- [Task to complete]: In the listing that follows, count each line where the word "screenshot" appears; write nothing but the count.

--- BEGIN Listed entries ---

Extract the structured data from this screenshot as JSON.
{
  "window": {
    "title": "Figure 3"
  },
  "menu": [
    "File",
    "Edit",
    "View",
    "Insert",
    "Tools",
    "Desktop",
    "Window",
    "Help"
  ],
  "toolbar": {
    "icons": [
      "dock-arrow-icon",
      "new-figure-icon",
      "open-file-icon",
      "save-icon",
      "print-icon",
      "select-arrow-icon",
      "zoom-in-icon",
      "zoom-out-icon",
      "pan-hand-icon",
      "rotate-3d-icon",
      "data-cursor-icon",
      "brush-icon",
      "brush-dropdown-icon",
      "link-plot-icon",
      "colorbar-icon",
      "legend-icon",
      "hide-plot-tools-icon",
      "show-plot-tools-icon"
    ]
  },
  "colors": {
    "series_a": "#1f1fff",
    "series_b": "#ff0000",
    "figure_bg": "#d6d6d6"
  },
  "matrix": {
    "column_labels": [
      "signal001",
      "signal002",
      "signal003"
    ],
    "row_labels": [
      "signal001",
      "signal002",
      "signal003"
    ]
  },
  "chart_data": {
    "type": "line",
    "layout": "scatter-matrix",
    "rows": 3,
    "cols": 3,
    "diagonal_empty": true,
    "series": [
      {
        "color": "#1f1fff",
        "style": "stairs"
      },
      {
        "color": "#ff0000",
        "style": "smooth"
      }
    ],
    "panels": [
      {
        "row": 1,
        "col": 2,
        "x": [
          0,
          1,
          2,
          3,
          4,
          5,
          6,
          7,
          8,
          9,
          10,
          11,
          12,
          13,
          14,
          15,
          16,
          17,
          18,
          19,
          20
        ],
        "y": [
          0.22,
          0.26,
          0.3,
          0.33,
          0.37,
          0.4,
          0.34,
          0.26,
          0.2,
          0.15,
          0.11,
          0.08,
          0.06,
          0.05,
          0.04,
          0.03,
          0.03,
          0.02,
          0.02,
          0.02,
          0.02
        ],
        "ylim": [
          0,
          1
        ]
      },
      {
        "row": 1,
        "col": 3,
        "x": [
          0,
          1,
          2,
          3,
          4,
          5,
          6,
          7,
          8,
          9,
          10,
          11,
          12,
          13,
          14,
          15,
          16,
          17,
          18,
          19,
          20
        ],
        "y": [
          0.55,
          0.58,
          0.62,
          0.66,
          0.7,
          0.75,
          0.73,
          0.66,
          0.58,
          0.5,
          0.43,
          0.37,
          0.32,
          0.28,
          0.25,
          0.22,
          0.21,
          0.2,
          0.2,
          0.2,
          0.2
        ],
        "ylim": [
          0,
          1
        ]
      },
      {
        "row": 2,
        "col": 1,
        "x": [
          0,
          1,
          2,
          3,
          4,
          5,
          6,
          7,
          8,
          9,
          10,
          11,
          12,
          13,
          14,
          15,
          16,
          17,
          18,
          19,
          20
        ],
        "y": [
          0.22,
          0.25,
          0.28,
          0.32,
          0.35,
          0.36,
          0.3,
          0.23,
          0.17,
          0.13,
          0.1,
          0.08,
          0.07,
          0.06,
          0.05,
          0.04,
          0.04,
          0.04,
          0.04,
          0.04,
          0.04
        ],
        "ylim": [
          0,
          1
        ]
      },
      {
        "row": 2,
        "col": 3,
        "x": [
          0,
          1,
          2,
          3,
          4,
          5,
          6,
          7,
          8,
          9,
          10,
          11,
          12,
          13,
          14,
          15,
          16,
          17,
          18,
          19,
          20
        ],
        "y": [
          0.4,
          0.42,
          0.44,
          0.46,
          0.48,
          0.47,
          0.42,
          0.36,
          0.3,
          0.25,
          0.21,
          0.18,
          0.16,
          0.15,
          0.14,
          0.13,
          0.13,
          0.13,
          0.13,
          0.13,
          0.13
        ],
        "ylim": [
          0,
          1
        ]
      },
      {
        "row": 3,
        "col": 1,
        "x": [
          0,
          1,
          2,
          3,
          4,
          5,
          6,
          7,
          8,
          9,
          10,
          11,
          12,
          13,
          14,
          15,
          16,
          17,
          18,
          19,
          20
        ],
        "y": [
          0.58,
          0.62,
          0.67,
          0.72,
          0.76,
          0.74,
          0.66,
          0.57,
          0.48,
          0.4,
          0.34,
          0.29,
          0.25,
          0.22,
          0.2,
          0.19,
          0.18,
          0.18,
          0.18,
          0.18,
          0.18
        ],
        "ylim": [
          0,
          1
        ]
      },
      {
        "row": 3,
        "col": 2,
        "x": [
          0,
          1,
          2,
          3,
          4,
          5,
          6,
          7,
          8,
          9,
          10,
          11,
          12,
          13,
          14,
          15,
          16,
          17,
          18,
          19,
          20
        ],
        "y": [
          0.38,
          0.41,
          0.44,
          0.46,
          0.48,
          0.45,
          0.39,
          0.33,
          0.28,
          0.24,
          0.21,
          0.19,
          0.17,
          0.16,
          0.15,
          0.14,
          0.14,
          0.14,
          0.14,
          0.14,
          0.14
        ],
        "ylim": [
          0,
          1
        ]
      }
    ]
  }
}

--- END Listed entries ---
--- BEGIN Listed entries ---

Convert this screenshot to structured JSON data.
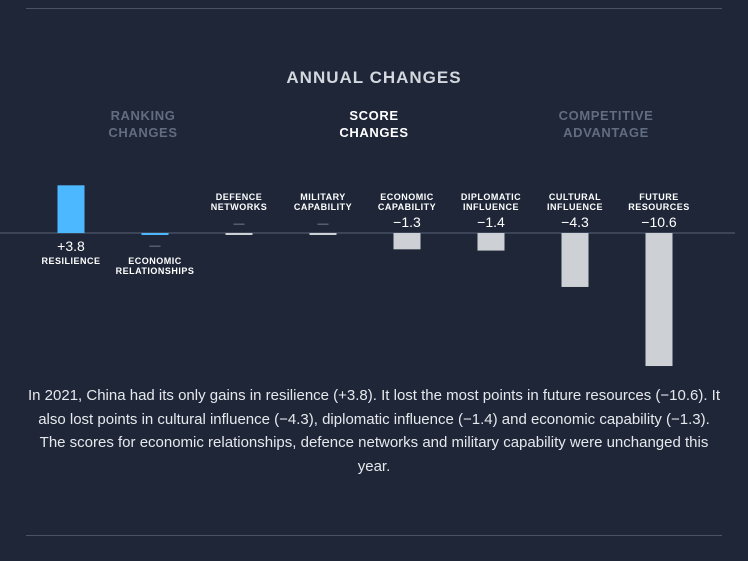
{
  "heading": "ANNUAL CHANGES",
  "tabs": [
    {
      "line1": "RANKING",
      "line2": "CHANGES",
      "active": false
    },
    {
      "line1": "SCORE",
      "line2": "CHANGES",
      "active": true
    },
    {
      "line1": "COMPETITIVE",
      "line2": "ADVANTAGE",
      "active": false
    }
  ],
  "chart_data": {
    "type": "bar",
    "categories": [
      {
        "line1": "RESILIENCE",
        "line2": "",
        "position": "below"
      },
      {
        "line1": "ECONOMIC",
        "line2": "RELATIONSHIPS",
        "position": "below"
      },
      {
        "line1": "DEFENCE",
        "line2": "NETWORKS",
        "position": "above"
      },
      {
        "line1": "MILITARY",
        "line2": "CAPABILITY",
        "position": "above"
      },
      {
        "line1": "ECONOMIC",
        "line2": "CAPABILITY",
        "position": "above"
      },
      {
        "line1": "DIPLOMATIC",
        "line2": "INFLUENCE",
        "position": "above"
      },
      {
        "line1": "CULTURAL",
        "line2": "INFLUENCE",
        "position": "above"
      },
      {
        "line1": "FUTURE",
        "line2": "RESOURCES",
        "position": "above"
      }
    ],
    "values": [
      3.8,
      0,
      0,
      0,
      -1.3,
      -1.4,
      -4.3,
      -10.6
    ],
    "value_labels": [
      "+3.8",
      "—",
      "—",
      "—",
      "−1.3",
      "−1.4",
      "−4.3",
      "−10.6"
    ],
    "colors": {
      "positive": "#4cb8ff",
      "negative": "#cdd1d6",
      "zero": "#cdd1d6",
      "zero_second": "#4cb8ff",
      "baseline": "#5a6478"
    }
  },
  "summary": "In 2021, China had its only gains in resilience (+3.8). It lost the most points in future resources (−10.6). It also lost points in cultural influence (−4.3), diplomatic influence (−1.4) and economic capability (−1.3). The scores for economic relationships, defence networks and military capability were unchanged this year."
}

--- END Listed entries ---

- [Result]: 2